_BRIEF:_ Provide an exact transcription of all the records.
━━━━━ ENTRIES ━━━━━
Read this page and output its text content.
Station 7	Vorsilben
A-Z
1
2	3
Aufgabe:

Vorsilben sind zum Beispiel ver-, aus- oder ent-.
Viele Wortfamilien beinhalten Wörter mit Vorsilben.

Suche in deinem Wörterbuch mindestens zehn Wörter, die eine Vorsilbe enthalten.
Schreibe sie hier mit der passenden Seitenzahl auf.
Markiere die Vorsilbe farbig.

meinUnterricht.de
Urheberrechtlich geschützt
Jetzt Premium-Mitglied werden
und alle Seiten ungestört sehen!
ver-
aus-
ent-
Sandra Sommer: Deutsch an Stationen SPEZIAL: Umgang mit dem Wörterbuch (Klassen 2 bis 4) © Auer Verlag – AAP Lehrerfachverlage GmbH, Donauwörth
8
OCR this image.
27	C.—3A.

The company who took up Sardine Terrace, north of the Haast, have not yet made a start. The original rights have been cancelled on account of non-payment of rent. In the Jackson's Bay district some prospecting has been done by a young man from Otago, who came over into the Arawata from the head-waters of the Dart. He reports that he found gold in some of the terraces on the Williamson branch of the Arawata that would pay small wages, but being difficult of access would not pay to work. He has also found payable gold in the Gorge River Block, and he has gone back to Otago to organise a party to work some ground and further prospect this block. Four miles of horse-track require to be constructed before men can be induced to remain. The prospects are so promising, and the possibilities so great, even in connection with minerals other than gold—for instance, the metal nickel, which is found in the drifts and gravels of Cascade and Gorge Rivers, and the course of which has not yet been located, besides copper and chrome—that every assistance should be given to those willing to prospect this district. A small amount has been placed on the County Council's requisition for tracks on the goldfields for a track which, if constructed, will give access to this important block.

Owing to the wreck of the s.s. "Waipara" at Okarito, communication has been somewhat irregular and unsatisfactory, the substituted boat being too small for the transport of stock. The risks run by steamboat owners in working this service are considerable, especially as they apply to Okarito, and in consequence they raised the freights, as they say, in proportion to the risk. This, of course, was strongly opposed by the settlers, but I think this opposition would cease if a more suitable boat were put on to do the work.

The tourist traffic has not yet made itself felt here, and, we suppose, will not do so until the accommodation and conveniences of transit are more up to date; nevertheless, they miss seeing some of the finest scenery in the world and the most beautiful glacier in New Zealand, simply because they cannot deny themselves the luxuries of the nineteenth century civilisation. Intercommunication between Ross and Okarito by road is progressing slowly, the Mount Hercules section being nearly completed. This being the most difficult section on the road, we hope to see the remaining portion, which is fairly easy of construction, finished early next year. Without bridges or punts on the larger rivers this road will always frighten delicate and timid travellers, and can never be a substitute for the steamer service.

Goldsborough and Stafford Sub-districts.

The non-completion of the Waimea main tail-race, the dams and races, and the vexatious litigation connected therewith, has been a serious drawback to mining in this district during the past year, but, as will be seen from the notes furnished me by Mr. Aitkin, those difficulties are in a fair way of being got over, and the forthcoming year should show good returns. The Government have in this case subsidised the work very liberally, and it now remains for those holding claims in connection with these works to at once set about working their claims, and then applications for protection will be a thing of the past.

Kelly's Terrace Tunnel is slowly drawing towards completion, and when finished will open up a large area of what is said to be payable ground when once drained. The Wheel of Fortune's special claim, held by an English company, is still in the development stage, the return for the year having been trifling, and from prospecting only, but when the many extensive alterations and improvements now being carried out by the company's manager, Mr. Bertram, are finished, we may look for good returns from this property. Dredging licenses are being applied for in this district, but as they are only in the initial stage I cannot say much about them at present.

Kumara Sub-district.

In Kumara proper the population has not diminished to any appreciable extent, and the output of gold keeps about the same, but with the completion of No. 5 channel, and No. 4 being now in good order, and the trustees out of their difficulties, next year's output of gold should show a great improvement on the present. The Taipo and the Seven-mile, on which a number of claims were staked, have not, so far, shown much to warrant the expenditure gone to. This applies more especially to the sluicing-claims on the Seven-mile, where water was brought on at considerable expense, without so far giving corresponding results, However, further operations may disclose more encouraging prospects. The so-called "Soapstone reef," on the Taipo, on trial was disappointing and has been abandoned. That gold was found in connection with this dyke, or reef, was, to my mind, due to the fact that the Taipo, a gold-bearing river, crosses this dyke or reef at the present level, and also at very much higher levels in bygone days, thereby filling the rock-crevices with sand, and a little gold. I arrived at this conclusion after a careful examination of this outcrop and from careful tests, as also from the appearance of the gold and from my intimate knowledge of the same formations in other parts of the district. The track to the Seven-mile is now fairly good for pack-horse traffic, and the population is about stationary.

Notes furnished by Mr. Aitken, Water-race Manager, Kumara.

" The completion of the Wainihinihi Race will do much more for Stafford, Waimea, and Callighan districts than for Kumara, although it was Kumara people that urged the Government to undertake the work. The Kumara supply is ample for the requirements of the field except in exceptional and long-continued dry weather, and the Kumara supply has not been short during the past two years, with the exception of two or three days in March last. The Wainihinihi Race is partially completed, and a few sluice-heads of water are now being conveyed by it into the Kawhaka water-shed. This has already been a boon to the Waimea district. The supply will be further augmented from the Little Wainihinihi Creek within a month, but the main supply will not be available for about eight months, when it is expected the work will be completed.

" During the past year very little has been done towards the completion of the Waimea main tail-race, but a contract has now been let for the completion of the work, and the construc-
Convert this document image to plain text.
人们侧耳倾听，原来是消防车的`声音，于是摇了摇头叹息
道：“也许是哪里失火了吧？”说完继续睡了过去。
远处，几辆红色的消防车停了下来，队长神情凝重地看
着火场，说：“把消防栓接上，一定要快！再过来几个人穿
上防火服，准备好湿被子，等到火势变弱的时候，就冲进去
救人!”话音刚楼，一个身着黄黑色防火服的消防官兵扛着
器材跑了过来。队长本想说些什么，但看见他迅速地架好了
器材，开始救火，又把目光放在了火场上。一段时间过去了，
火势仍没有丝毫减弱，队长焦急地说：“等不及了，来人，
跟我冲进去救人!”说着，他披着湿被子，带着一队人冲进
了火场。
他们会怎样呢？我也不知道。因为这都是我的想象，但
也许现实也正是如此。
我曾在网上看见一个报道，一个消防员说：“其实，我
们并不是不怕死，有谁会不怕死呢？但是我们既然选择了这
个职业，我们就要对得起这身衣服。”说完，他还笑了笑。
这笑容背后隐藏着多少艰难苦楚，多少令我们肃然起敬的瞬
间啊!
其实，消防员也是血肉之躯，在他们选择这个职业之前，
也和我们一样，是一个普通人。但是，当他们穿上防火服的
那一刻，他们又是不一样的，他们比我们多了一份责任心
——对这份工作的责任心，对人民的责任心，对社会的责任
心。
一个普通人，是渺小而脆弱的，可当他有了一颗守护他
━━━━━
_TASK ANSWER:_
Read this page and output its text content.
Station 7	Vorsilben
A-Z
1
2	3
Aufgabe:

Vorsilben sind zum Beispiel ver-, aus- oder ent-.
Viele Wortfamilien beinhalten Wörter mit Vorsilben.

Suche in deinem Wörterbuch mindestens zehn Wörter, die eine Vorsilbe enthalten.
Schreibe sie hier mit der passenden Seitenzahl auf.
Markiere die Vorsilbe farbig.

meinUnterricht.de
Urheberrechtlich geschützt
Jetzt Premium-Mitglied werden
und alle Seiten ungestört sehen!
ver-
aus-
ent-
Sandra Sommer: Deutsch an Stationen SPEZIAL: Umgang mit dem Wörterbuch (Klassen 2 bis 4) © Auer Verlag – AAP Lehrerfachverlage GmbH, Donauwörth
8
OCR this image.
27	C.—3A.

The company who took up Sardine Terrace, north of the Haast, have not yet made a start. The original rights have been cancelled on account of non-payment of rent. In the Jackson's Bay district some prospecting has been done by a young man from Otago, who came over into the Arawata from the head-waters of the Dart. He reports that he found gold in some of the terraces on the Williamson branch of the Arawata that would pay small wages, but being difficult of access would not pay to work. He has also found payable gold in the Gorge River Block, and he has gone back to Otago to organise a party to work some ground and further prospect this block. Four miles of horse-track require to be constructed before men can be induced to remain. The prospects are so promising, and the possibilities so great, even in connection with minerals other than gold—for instance, the metal nickel, which is found in the drifts and gravels of Cascade and Gorge Rivers, and the course of which has not yet been located, besides copper and chrome—that every assistance should be given to those willing to prospect this district. A small amount has been placed on the County Council's requisition for tracks on the goldfields for a track which, if constructed, will give access to this important block.

Owing to the wreck of the s.s. "Waipara" at Okarito, communication has been somewhat irregular and unsatisfactory, the substituted boat being too small for the transport of stock. The risks run by steamboat owners in working this service are considerable, especially as they apply to Okarito, and in consequence they raised the freights, as they say, in proportion to the risk. This, of course, was strongly opposed by the settlers, but I think this opposition would cease if a more suitable boat were put on to do the work.

The tourist traffic has not yet made itself felt here, and, we suppose, will not do so until the accommodation and conveniences of transit are more up to date; nevertheless, they miss seeing some of the finest scenery in the world and the most beautiful glacier in New Zealand, simply because they cannot deny themselves the luxuries of the nineteenth century civilisation. Intercommunication between Ross and Okarito by road is progressing slowly, the Mount Hercules section being nearly completed. This being the most difficult section on the road, we hope to see the remaining portion, which is fairly easy of construction, finished early next year. Without bridges or punts on the larger rivers this road will always frighten delicate and timid travellers, and can never be a substitute for the steamer service.

Goldsborough and Stafford Sub-districts.

The non-completion of the Waimea main tail-race, the dams and races, and the vexatious litigation connected therewith, has been a serious drawback to mining in this district during the past year, but, as will be seen from the notes furnished me by Mr. Aitkin, those difficulties are in a fair way of being got over, and the forthcoming year should show good returns. The Government have in this case subsidised the work very liberally, and it now remains for those holding claims in connection with these works to at once set about working their claims, and then applications for protection will be a thing of the past.

Kelly's Terrace Tunnel is slowly drawing towards completion, and when finished will open up a large area of what is said to be payable ground when once drained. The Wheel of Fortune's special claim, held by an English company, is still in the development stage, the return for the year having been trifling, and from prospecting only, but when the many extensive alterations and improvements now being carried out by the company's manager, Mr. Bertram, are finished, we may look for good returns from this property. Dredging licenses are being applied for in this district, but as they are only in the initial stage I cannot say much about them at present.

Kumara Sub-district.

In Kumara proper the population has not diminished to any appreciable extent, and the output of gold keeps about the same, but with the completion of No. 5 channel, and No. 4 being now in good order, and the trustees out of their difficulties, next year's output of gold should show a great improvement on the present. The Taipo and the Seven-mile, on which a number of claims were staked, have not, so far, shown much to warrant the expenditure gone to. This applies more especially to the sluicing-claims on the Seven-mile, where water was brought on at considerable expense, without so far giving corresponding results, However, further operations may disclose more encouraging prospects. The so-called "Soapstone reef," on the Taipo, on trial was disappointing and has been abandoned. That gold was found in connection with this dyke, or reef, was, to my mind, due to the fact that the Taipo, a gold-bearing river, crosses this dyke or reef at the present level, and also at very much higher levels in bygone days, thereby filling the rock-crevices with sand, and a little gold. I arrived at this conclusion after a careful examination of this outcrop and from careful tests, as also from the appearance of the gold and from my intimate knowledge of the same formations in other parts of the district. The track to the Seven-mile is now fairly good for pack-horse traffic, and the population is about stationary.

Notes furnished by Mr. Aitken, Water-race Manager, Kumara.

" The completion of the Wainihinihi Race will do much more for Stafford, Waimea, and Callighan districts than for Kumara, although it was Kumara people that urged the Government to undertake the work. The Kumara supply is ample for the requirements of the field except in exceptional and long-continued dry weather, and the Kumara supply has not been short during the past two years, with the exception of two or three days in March last. The Wainihinihi Race is partially completed, and a few sluice-heads of water are now being conveyed by it into the Kawhaka water-shed. This has already been a boon to the Waimea district. The supply will be further augmented from the Little Wainihinihi Creek within a month, but the main supply will not be available for about eight months, when it is expected the work will be completed.

" During the past year very little has been done towards the completion of the Waimea main tail-race, but a contract has now been let for the completion of the work, and the construc-
Convert this document image to plain text.
人们侧耳倾听，原来是消防车的`声音，于是摇了摇头叹息
道：“也许是哪里失火了吧？”说完继续睡了过去。
远处，几辆红色的消防车停了下来，队长神情凝重地看
着火场，说：“把消防栓接上，一定要快！再过来几个人穿
上防火服，准备好湿被子，等到火势变弱的时候，就冲进去
救人!”话音刚楼，一个身着黄黑色防火服的消防官兵扛着
器材跑了过来。队长本想说些什么，但看见他迅速地架好了
器材，开始救火，又把目光放在了火场上。一段时间过去了，
火势仍没有丝毫减弱，队长焦急地说：“等不及了，来人，
跟我冲进去救人!”说着，他披着湿被子，带着一队人冲进
了火场。
他们会怎样呢？我也不知道。因为这都是我的想象，但
也许现实也正是如此。
我曾在网上看见一个报道，一个消防员说：“其实，我
们并不是不怕死，有谁会不怕死呢？但是我们既然选择了这
个职业，我们就要对得起这身衣服。”说完，他还笑了笑。
这笑容背后隐藏着多少艰难苦楚，多少令我们肃然起敬的瞬
间啊!
其实，消防员也是血肉之躯，在他们选择这个职业之前，
也和我们一样，是一个普通人。但是，当他们穿上防火服的
那一刻，他们又是不一样的，他们比我们多了一份责任心
——对这份工作的责任心，对人民的责任心，对社会的责任
心。
一个普通人，是渺小而脆弱的，可当他有了一颗守护他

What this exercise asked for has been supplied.